Set problem — Search the entries for the word "音频剪辑混合器" and pull out each line that has it.

Dataset content —
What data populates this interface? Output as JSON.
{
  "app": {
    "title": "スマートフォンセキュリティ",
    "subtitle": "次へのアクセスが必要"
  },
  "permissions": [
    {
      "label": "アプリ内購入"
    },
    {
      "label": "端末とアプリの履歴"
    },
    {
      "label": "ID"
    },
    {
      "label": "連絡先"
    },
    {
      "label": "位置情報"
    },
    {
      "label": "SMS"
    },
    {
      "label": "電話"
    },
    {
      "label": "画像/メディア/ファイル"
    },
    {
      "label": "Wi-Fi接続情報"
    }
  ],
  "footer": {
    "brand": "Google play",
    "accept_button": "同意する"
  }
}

* * *

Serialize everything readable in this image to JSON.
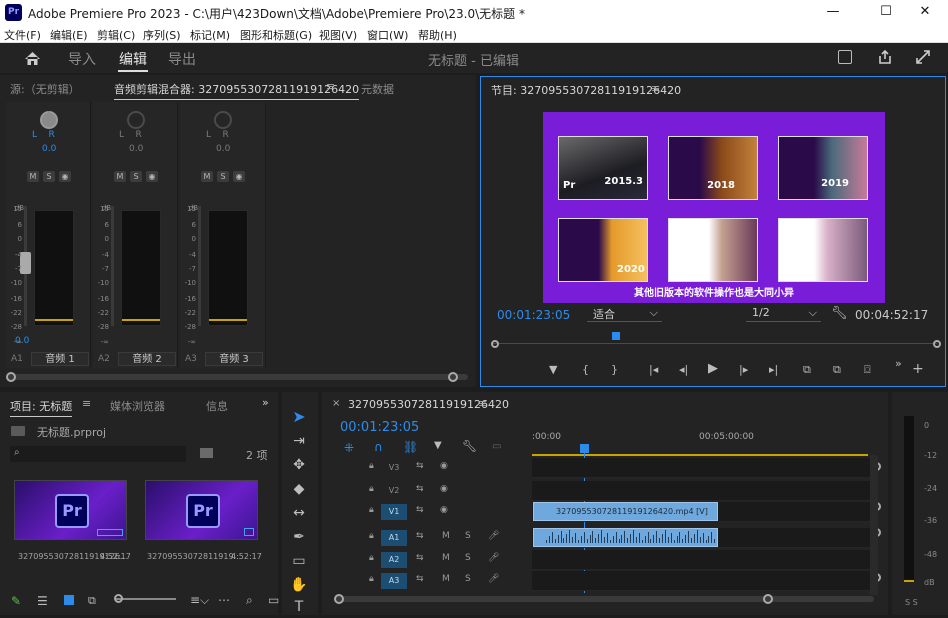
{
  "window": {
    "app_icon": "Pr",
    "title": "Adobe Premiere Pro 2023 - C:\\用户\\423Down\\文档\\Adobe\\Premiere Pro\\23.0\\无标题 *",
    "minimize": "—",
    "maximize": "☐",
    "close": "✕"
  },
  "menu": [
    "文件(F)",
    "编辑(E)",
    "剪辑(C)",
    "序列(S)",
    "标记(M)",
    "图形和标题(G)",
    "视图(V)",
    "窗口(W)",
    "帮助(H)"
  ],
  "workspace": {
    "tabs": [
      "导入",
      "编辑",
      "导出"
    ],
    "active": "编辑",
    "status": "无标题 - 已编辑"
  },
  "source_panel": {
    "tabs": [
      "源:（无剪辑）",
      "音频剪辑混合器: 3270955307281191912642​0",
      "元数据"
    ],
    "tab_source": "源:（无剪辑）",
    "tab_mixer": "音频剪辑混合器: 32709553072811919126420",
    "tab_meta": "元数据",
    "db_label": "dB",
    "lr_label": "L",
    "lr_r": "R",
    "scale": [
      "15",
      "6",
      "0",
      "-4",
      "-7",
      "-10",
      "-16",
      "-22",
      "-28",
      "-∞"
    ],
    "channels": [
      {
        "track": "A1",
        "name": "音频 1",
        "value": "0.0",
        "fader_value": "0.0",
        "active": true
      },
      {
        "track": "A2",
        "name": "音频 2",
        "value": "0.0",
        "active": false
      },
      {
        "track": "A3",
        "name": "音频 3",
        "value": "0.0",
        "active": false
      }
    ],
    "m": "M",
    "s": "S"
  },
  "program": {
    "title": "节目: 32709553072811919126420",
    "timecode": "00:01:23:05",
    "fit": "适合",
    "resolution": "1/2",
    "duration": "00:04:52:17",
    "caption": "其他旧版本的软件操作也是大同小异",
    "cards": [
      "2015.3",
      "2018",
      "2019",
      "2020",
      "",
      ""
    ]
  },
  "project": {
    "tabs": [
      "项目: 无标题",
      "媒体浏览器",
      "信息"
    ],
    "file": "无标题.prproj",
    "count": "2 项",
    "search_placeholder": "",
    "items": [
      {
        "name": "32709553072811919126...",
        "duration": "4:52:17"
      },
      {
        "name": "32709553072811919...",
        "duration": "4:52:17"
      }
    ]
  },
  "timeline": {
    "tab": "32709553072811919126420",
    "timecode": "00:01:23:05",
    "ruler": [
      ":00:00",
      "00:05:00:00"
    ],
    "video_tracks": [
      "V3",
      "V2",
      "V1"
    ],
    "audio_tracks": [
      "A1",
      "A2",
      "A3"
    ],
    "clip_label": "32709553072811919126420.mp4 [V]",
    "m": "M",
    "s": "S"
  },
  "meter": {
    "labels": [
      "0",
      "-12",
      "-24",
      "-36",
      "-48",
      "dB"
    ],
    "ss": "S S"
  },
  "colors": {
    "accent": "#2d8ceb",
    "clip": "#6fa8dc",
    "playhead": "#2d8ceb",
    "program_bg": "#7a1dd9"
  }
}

---

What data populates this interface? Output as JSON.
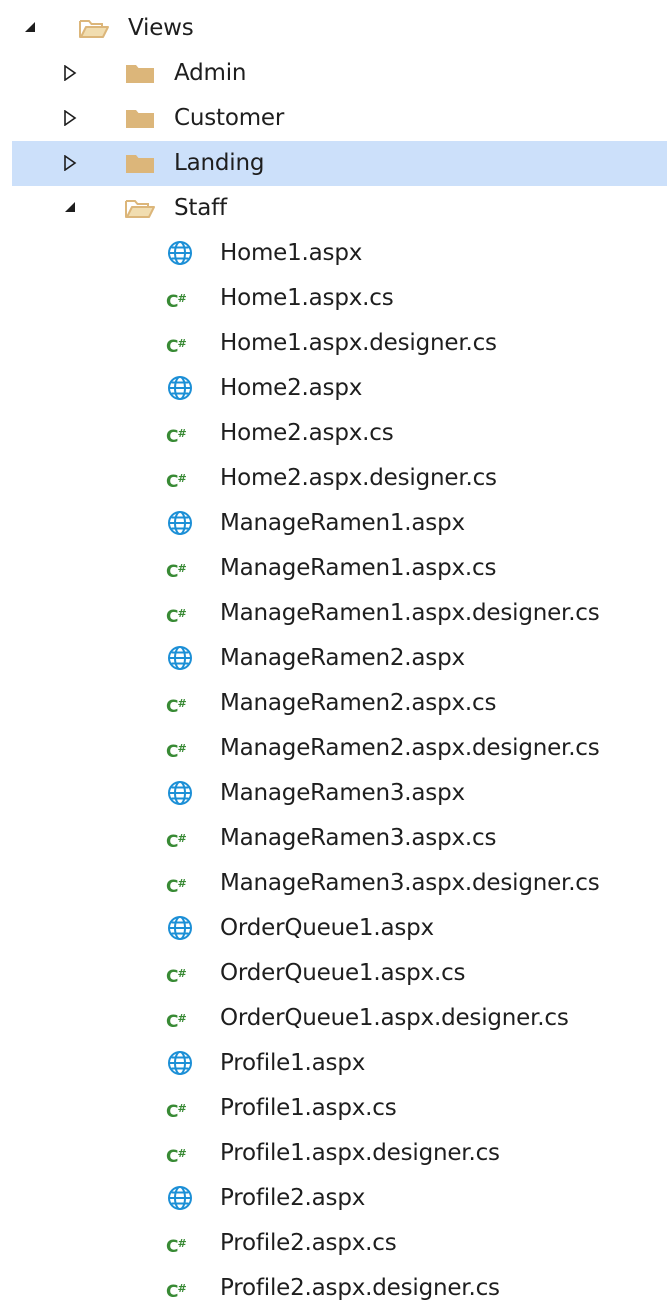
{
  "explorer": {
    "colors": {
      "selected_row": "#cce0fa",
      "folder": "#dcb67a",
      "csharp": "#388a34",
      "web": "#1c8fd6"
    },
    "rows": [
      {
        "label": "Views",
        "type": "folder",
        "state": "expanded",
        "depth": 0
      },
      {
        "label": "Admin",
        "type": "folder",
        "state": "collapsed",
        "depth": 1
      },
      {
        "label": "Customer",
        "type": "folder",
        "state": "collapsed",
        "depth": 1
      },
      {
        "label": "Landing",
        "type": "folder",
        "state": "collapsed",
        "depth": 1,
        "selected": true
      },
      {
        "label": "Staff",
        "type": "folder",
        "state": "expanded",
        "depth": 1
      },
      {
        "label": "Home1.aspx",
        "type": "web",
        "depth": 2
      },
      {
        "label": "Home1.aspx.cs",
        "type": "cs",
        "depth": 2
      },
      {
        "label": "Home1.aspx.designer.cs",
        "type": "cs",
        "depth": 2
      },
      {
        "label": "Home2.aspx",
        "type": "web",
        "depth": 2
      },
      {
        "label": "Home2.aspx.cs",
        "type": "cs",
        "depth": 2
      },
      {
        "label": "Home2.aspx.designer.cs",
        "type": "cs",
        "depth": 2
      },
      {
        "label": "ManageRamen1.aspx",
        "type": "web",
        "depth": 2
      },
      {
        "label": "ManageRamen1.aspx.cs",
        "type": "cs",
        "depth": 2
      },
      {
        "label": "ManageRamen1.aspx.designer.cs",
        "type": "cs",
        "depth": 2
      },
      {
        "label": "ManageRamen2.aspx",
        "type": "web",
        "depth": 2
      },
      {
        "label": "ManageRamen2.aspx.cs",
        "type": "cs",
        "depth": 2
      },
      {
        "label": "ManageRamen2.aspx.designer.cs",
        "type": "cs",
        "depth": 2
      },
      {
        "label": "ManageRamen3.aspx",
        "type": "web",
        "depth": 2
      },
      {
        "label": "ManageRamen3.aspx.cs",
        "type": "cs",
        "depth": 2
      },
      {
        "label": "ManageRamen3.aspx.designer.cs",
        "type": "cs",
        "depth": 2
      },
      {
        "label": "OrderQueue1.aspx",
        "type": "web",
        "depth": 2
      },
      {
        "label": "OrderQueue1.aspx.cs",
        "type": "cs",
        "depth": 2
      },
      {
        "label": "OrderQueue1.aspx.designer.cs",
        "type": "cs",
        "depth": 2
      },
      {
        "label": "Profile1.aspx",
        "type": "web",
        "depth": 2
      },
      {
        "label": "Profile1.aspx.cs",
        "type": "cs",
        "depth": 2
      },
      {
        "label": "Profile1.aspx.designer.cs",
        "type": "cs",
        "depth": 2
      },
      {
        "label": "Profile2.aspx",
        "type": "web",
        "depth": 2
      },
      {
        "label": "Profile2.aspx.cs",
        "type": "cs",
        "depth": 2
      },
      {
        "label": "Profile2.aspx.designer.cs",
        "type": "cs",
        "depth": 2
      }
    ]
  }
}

Answer to this exercise —
      "音频剪辑混合器: 3270955307281191912642​0",
    "tab_mixer": "音频剪辑混合器: 32709553072811919126420",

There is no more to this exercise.